[[ Given passage open ]]

The oil markets have been extremely volatile over the past couple of weeks, with wide price swings in either direction on no significant news and despite supportive fundamentals–right up until the OPEC+ meeting delay, where fear of cartel disorder trumped all, sending oil spiraling downwards.
But what was happening right up to that point was interesting. Front-month Brent settled at USD 80.37/bbl on 20 November after trading across a range of over $6/bbl from $76.60-82.90/bbl intra-week. Prices fell by $6/bbl intra-week and then rebounded by $6/bbl without any particularly significant flow of news.
Up until Wednesday this week, when OPEC+ postponed its planned November 26 meeting until November 30 over output quota disagreements, the markets were being propelled primarily by large swings in macro-based sentiment, as well as changes in speculative positioning to the downside.
According to Standard Chartered, speculative positioning in crude oil moved further to the short side over the past week (prior to the OPEC meeting delay). Long positions across the four main Brent and WTI contracts fell 8.6 million barrels w/w to a five-month low of 447.7 mb, while short positions increased 11.2 mb to 220.7 mb. Money-manager long-short ratios followed a similar pattern, with the ratio for the Chicago Mercantile Exchange (CME) WTI contract falling below 1.9 in the latest positioning data, having been above 10 as recently as five weeks ago. StanChart’s proprietary money-manager crude oil positioning index fell 6.7 w/w to a four-month low of -73.3.
This choppy trading is likely to prevent a real dilemma for OPEC+ ministers when they finally meet on 30 November to discuss policy and oil market conditions moving into 2024. This will compound its internal dilemma over oil output quotes, which is now a battle between the OPEC giants and African nations Angola, Nigeria and Congo.
At its last policy meeting in June, OPEC+ reached a broad deal to limit supply into 2024 while Saudi Arabia has since extended its voluntary production cut of 1 million bpd until the end of 2023. According to StanChart, the main agenda for OPEC+ over the next few meetings, when considering policy for the next quarter and beyond, will be about rebalancing the weight of market adjustment. OPEC pumped 27.90 mb/d of crude in October, a y/y fall of 1.66 mb/d; Iranian output climbed 558 kb/d, Libyan output fell 23 kb/d while Venezuelan output climbed 70 kb/d higher. Overall, the y/y fall for the 10 OPEC members with OPEC+ production targets totaled 2.26 mb/d.
As expected, Saudi Arabia has borne the lion’s share of the cuts, with its output lower by1.87 mb/d y/y; good for 83% of the output fall for OPEC members with targets.

[[ Given passage closed ]]

* Tasks to perform
(1) Print the portion of the oil market article between "The oil markets" and "flow of news.", inclusive.
(2) In the oil market article, what date did OPEC+ push its planned November 26 meeting back to?
(3) Write the next part of the oil market article, picking up after its final sentence.

[[ Data shown open ]]

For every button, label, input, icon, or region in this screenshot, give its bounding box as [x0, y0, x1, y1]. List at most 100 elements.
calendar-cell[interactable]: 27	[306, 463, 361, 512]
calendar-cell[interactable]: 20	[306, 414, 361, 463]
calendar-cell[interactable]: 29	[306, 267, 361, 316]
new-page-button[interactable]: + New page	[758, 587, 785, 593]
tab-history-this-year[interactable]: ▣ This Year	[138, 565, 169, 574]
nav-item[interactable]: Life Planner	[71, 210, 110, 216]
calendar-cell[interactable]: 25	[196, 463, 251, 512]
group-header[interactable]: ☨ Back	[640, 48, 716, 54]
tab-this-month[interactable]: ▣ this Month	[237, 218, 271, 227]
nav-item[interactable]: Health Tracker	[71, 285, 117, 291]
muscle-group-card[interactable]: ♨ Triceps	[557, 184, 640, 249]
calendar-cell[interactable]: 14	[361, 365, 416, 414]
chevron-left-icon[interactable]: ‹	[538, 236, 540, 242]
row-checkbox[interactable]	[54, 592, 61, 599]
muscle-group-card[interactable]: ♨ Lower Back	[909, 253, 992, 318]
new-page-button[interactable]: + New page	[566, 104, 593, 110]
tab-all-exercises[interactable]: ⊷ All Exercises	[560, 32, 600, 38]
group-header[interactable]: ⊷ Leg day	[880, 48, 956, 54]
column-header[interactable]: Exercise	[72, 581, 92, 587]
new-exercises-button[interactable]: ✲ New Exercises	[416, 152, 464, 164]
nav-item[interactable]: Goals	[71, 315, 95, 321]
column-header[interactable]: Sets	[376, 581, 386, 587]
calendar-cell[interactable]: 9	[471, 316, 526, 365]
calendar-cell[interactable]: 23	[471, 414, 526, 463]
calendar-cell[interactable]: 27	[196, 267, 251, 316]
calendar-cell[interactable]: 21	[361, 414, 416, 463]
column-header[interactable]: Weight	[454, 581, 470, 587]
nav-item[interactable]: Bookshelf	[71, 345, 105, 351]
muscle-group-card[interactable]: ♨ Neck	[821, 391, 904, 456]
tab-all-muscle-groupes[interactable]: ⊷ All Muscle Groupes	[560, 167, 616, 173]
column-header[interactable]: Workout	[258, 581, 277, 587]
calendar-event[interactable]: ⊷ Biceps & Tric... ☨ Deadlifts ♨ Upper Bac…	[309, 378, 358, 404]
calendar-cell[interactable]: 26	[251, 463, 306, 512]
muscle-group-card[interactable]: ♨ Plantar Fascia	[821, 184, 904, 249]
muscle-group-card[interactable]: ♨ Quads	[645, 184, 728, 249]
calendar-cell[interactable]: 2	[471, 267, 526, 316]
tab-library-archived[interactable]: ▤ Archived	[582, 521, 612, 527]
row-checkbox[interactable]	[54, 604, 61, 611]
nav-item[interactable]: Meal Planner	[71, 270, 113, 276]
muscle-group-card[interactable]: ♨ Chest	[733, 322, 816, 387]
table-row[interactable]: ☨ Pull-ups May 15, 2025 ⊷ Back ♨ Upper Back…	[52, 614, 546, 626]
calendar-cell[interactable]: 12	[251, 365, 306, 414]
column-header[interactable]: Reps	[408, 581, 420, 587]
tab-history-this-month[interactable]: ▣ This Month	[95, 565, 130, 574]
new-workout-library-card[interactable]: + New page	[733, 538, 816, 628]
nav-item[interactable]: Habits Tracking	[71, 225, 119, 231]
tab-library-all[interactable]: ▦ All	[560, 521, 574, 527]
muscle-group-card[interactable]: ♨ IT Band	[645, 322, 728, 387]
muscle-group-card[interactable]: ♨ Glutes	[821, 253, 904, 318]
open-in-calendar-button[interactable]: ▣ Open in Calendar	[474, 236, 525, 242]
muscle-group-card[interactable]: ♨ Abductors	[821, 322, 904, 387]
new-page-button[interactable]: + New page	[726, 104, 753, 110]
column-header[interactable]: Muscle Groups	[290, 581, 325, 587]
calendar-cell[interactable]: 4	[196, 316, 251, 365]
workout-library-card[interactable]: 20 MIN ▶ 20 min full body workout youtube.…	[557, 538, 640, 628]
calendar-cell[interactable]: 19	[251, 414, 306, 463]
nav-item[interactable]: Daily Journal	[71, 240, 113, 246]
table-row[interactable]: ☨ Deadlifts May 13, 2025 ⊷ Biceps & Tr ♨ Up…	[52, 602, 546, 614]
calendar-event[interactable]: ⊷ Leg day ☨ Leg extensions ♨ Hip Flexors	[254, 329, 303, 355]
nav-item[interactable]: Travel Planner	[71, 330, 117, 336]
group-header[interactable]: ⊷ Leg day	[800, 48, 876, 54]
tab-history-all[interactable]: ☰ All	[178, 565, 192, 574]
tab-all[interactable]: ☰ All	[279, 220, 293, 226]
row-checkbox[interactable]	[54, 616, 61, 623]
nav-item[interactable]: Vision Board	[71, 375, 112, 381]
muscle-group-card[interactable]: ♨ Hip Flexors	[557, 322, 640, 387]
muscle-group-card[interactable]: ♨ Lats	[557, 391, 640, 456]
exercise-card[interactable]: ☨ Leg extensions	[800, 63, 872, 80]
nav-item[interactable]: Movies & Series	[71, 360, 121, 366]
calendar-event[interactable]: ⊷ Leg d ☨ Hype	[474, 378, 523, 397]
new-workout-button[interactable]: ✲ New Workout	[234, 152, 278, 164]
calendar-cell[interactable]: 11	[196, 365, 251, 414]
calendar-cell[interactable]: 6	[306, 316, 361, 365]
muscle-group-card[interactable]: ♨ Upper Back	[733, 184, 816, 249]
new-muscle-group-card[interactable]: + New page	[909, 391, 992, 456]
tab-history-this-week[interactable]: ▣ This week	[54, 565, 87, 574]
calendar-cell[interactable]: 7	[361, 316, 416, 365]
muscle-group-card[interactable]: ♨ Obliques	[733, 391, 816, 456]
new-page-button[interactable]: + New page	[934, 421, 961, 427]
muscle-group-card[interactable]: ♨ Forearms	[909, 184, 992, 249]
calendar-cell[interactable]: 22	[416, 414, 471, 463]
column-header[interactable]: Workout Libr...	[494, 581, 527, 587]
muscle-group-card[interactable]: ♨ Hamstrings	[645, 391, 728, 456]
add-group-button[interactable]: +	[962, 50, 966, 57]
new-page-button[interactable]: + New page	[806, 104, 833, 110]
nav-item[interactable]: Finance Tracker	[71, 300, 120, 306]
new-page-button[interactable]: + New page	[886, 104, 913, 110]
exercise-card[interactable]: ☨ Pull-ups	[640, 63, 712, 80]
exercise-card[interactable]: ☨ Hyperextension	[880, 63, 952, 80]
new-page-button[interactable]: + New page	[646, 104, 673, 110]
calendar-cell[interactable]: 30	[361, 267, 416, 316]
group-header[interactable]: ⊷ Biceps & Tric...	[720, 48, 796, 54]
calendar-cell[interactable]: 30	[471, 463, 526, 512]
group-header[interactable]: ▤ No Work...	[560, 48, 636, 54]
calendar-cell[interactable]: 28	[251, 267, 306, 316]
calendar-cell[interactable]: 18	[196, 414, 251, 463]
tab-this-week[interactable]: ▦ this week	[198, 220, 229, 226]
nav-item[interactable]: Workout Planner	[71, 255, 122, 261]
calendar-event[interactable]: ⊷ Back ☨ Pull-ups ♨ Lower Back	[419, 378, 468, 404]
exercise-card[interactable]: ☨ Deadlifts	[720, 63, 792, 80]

[[ Data shown closed ]]

* Answers below
(1)
The oil markets have been extremely volatile over the past couple of weeks, with wide price swings in either direction on no significant news and despite supportive fundamentals–right up until the OPEC+ meeting delay, where fear of cartel disorder trumped all, sending oil spiraling downwards.
But what was happening right up to that point was interesting. Front-month Brent settled at USD 80.37/bbl on 20 November after trading across a range of over $6/bbl from $76.60-82.90/bbl intra-week. Prices fell by $6/bbl intra-week and then rebounded by $6/bbl without any particularly significant flow of news.

(2) November 30

(3)
StanChart says the key question for 2024 will be how much the targets for other OPEC
members will be reduced after Saudi Arabia’s voluntary cuts are unwound. StanChart has argued that the other OPEC members with targets might not lower their current targets at all since oil prices are well-supported by strong fundamentals and strong sentiment (not accounting for the blip in prices due to the meeting’s delay, which happened after Standard Chartered released its report).
The bank has forecast an average 2024 call on OPEC crude oil of 29.3 mb/d, 1.4 mb/d higher than October 2023 output, arguing that this will leave scope for voluntary cuts to be phased out quickly. Call on OPEC is a term that refers to an estimate of the crude oil production volume required of OPEC countries to balance the global supply and demand for crude oil.
StanChart’s estimate is pretty close to the OPEC Secretariat’s which has predicted and even
higher forecast call on OPEC of 29.9 mb/d, or 2 mb/d above current output. The IEA puts the 2024 call on OPEC at 28.4 mb/d while the EIA has forecast it will clock in at
27.7 mb/d.
StanChart has predicted that OPEC is likely to defer consideration of the largest part of the
rebalancing question into 2024 due to the mixed signals the oil markets have been sending lately.
Extreme Demand Pessimism Could Trigger Rally
Last week, StanChart predicted that the ongoing extreme demand pessimism in the oil market could prove to be unfounded and trigger a big oil price rally similar to the undershoot in prices that laid the ground for the May rally that extended to over USD 25/bbl.
Notably, India’s oil demand remains strong, increasing by 211 kb/d in October to 5.004 million barrels per day (mb/d). Diesel demand has been particularly robust, rising 9.3% y/y to 1.88 mb/d, while gasoline demand was up 4.8% y/y to 861kb/d. StanChart’s proprietary demand model has forecast global oil demand growth will stay above 1.5 mb/d in November, December and January, while 2024 growth is likely to clock in at 1.5 mb/d.